Stored entries:
"""
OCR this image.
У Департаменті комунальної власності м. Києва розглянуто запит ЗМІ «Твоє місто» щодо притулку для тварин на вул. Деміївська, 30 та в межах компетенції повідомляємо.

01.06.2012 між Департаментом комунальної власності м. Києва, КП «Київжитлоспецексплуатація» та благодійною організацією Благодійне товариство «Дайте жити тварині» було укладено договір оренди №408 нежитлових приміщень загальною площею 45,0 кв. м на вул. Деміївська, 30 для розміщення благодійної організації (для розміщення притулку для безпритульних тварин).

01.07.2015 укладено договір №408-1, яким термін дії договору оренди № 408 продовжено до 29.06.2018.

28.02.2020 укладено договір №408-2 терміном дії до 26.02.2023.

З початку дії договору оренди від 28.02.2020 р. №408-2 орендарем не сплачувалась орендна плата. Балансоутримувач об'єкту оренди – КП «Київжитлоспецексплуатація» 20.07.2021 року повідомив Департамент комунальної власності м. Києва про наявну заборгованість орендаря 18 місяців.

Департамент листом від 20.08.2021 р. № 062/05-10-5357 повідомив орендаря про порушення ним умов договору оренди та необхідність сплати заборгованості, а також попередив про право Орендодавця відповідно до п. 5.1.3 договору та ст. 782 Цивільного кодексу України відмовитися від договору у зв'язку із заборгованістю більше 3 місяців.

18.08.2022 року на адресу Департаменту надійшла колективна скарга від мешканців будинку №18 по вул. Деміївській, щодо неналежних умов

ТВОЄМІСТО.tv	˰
"""
Repeat the records above in full, character for character.

OCR this image.
У Департаменті комунальної власності м. Києва розглянуто запит ЗМІ «Твоє місто» щодо притулку для тварин на вул. Деміївська, 30 та в межах компетенції повідомляємо.

01.06.2012 між Департаментом комунальної власності м. Києва, КП «Київжитлоспецексплуатація» та благодійною організацією Благодійне товариство «Дайте жити тварині» було укладено договір оренди №408 нежитлових приміщень загальною площею 45,0 кв. м на вул. Деміївська, 30 для розміщення благодійної організації (для розміщення притулку для безпритульних тварин).

01.07.2015 укладено договір №408-1, яким термін дії договору оренди № 408 продовжено до 29.06.2018.

28.02.2020 укладено договір №408-2 терміном дії до 26.02.2023.

З початку дії договору оренди від 28.02.2020 р. №408-2 орендарем не сплачувалась орендна плата. Балансоутримувач об'єкту оренди – КП «Київжитлоспецексплуатація» 20.07.2021 року повідомив Департамент комунальної власності м. Києва про наявну заборгованість орендаря 18 місяців.

Департамент листом від 20.08.2021 р. № 062/05-10-5357 повідомив орендаря про порушення ним умов договору оренди та необхідність сплати заборгованості, а також попередив про право Орендодавця відповідно до п. 5.1.3 договору та ст. 782 Цивільного кодексу України відмовитися від договору у зв'язку із заборгованістю більше 3 місяців.

18.08.2022 року на адресу Департаменту надійшла колективна скарга від мешканців будинку №18 по вул. Деміївській, щодо неналежних умов

ТВОЄМІСТО.tv	˰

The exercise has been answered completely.